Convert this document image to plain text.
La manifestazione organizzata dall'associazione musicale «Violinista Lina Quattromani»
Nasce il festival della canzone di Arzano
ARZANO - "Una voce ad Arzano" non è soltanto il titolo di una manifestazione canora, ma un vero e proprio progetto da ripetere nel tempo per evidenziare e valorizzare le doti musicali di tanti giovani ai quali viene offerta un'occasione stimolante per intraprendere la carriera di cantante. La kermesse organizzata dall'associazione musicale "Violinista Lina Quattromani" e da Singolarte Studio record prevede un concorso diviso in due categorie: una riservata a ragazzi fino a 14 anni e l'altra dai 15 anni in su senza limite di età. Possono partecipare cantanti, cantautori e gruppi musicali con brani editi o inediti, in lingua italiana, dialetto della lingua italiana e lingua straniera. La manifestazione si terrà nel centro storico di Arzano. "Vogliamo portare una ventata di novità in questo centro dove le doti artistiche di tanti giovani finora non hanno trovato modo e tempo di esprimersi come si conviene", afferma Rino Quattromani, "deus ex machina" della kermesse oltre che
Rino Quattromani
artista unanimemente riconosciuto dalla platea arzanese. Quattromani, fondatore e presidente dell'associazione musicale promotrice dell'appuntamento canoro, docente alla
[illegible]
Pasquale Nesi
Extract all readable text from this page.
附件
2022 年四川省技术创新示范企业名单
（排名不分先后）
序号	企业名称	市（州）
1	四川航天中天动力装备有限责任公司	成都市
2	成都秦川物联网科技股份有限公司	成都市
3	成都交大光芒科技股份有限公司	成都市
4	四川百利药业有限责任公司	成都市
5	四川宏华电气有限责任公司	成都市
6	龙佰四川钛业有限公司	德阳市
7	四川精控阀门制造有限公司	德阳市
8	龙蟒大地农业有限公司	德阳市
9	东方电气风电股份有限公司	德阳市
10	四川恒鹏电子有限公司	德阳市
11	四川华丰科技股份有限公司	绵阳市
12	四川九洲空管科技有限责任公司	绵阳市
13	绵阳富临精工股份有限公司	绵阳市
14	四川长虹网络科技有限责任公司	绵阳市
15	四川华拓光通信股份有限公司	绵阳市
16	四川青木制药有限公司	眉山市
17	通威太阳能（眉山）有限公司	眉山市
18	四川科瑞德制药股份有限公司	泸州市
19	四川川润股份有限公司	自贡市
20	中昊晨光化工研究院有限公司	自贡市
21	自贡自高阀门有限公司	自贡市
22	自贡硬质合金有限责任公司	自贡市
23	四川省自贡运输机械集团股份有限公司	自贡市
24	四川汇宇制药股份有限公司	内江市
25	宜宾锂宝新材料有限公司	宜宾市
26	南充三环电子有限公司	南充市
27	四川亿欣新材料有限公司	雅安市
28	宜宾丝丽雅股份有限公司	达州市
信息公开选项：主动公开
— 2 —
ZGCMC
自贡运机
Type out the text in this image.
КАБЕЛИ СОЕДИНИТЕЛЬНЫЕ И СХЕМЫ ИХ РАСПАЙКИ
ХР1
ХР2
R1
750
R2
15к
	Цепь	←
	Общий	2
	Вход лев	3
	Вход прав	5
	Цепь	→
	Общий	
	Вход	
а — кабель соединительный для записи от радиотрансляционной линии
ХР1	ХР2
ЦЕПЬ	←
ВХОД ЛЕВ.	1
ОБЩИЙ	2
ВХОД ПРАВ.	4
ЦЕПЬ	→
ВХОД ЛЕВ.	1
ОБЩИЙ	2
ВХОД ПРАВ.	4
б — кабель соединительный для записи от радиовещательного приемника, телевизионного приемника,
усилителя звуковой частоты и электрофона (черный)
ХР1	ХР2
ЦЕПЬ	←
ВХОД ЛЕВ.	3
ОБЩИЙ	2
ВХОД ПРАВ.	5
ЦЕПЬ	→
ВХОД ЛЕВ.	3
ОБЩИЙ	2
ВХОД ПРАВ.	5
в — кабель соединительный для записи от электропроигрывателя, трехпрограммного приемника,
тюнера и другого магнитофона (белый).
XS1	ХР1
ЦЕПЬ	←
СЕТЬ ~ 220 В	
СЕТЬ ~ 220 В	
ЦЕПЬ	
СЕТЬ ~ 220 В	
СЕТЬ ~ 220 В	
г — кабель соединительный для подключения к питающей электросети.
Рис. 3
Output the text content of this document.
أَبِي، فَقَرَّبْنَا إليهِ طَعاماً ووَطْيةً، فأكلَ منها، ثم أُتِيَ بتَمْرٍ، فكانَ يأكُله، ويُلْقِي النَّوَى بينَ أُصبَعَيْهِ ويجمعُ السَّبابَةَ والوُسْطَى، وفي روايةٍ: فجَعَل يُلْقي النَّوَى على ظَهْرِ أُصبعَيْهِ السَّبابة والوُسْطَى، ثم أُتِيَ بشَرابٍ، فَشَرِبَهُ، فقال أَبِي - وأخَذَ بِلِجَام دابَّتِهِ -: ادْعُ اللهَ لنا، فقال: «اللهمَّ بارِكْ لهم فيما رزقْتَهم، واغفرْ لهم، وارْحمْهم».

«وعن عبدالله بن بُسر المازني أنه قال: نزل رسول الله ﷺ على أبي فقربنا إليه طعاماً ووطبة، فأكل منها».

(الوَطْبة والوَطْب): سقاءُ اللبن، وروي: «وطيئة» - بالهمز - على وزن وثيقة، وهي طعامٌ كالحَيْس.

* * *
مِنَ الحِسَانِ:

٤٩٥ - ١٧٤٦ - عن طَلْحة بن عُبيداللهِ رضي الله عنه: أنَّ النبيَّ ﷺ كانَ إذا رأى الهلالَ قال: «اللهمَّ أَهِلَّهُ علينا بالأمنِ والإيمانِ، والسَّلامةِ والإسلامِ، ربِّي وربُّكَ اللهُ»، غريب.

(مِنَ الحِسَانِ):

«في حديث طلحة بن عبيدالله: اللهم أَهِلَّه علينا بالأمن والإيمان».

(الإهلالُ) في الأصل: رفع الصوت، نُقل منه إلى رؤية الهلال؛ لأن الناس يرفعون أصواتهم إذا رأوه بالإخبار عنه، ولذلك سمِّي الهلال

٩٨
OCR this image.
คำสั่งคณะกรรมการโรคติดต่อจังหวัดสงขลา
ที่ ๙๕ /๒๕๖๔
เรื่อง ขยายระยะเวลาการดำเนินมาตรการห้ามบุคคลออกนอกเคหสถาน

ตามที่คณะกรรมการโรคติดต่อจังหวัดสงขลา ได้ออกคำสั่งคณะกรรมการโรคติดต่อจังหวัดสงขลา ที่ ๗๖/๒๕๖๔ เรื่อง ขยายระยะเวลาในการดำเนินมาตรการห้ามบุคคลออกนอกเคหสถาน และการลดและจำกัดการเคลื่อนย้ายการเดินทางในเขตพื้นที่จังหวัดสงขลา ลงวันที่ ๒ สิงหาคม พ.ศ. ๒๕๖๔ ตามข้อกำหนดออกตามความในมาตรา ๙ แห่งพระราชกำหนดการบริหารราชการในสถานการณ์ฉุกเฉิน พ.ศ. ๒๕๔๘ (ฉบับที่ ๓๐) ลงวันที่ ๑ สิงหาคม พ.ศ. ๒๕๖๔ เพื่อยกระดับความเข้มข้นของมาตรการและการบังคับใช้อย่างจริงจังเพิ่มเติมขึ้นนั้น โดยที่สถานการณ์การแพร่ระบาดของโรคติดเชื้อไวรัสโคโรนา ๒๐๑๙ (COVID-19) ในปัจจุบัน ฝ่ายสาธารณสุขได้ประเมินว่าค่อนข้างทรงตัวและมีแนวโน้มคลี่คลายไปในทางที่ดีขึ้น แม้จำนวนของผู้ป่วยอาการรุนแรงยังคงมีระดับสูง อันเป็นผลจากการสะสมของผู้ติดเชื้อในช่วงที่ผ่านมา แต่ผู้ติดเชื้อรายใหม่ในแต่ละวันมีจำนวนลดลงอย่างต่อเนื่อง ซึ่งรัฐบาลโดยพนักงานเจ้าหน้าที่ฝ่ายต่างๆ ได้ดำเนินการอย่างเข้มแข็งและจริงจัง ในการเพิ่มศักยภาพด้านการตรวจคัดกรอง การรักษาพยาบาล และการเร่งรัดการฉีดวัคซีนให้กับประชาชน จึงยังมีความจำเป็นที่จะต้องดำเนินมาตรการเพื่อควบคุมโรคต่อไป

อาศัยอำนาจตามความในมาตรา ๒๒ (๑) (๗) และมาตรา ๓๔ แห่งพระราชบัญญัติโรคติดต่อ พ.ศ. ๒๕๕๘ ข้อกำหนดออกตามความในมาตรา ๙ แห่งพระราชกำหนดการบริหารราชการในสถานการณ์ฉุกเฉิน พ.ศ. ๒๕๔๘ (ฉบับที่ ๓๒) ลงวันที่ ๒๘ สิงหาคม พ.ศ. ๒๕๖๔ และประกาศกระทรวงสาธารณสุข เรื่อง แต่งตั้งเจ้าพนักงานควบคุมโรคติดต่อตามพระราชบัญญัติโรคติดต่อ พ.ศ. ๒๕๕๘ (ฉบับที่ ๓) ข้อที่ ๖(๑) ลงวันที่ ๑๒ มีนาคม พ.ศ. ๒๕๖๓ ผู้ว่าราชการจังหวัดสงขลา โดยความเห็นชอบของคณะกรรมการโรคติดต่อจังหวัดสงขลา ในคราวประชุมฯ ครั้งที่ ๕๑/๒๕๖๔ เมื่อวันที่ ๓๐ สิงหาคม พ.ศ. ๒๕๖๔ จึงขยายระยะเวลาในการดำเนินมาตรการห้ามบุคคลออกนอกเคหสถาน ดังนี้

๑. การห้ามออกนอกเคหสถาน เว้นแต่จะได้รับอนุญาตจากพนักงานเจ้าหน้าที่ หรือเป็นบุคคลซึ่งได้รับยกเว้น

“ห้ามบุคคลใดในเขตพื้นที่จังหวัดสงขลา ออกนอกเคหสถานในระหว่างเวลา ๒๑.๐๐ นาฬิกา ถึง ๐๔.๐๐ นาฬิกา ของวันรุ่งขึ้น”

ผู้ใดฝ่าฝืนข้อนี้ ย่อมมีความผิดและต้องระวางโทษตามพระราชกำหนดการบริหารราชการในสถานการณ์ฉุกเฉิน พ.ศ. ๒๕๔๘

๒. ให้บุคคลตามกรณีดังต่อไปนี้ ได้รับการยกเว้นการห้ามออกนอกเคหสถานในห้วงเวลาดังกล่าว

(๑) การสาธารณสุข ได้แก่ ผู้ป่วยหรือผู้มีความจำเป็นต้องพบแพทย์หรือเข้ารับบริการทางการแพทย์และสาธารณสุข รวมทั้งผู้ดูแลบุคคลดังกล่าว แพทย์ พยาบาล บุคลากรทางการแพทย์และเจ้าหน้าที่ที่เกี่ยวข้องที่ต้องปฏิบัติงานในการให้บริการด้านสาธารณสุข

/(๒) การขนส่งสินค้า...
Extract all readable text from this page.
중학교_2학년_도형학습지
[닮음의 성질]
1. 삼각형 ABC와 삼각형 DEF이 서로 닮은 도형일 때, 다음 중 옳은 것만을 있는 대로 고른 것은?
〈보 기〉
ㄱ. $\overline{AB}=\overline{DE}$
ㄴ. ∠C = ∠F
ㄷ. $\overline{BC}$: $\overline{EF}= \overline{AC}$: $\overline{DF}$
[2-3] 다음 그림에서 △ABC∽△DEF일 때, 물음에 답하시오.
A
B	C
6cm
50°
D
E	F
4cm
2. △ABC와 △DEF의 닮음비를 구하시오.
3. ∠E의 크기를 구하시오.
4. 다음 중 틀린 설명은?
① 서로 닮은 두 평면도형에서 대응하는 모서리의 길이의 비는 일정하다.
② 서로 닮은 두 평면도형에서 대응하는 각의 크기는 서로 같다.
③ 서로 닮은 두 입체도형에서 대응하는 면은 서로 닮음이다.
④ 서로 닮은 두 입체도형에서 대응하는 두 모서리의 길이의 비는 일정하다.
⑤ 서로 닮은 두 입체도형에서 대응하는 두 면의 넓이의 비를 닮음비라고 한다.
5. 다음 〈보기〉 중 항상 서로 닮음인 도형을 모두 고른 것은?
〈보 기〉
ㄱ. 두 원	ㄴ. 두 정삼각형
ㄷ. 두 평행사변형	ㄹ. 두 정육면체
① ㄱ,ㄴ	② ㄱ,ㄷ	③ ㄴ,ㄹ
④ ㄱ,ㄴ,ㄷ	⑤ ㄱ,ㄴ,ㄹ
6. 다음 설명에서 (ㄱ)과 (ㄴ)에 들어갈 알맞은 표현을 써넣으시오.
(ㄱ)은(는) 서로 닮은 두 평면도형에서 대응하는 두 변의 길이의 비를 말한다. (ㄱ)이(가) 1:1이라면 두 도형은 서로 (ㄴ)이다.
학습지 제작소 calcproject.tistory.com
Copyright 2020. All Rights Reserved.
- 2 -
══════════
**Stated task**: Tell how many lines include "text". The number is the whole answer.

**Response**: 5